### WORK REQUIRED
Transcribe the whole listing without a single picture.

### THE INPUT
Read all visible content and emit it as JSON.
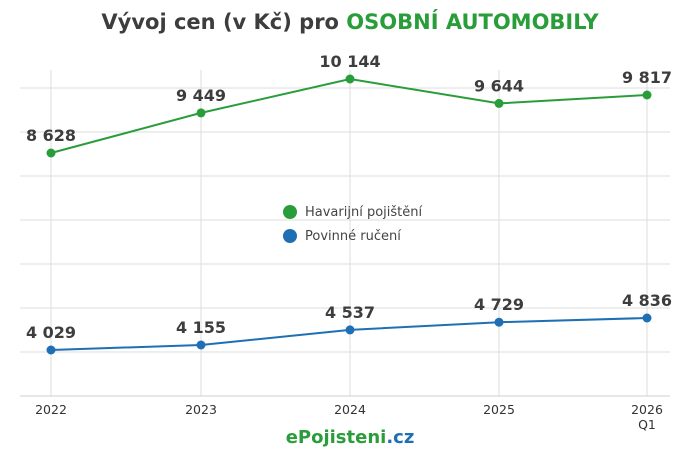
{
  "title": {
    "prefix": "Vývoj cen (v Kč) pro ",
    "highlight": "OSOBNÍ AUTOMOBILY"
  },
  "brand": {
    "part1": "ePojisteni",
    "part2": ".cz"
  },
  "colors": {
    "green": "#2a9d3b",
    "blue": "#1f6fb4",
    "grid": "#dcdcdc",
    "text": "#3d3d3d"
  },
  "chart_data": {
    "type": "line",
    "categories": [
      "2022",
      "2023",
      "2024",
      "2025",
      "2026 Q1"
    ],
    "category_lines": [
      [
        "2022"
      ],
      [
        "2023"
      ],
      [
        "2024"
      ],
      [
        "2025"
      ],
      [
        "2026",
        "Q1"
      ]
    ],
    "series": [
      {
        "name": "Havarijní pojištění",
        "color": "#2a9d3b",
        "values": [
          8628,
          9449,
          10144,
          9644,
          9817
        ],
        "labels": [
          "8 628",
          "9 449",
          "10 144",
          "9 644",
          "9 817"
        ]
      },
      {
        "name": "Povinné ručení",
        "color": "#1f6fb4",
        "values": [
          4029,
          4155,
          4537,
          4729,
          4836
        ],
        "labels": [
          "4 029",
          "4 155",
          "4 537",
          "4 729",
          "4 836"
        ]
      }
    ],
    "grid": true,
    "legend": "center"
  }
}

### FINAL ANSWER
Read all visible content and emit it as JSON.
{
  "title": {
    "prefix": "Vývoj cen (v Kč) pro ",
    "highlight": "OSOBNÍ AUTOMOBILY"
  },
  "brand": {
    "part1": "ePojisteni",
    "part2": ".cz"
  },
  "colors": {
    "green": "#2a9d3b",
    "blue": "#1f6fb4",
    "grid": "#dcdcdc",
    "text": "#3d3d3d"
  },
  "chart_data": {
    "type": "line",
    "categories": [
      "2022",
      "2023",
      "2024",
      "2025",
      "2026 Q1"
    ],
    "category_lines": [
      [
        "2022"
      ],
      [
        "2023"
      ],
      [
        "2024"
      ],
      [
        "2025"
      ],
      [
        "2026",
        "Q1"
      ]
    ],
    "series": [
      {
        "name": "Havarijní pojištění",
        "color": "#2a9d3b",
        "values": [
          8628,
          9449,
          10144,
          9644,
          9817
        ],
        "labels": [
          "8 628",
          "9 449",
          "10 144",
          "9 644",
          "9 817"
        ]
      },
      {
        "name": "Povinné ručení",
        "color": "#1f6fb4",
        "values": [
          4029,
          4155,
          4537,
          4729,
          4836
        ],
        "labels": [
          "4 029",
          "4 155",
          "4 537",
          "4 729",
          "4 836"
        ]
      }
    ],
    "grid": true,
    "legend": "center"
  }
}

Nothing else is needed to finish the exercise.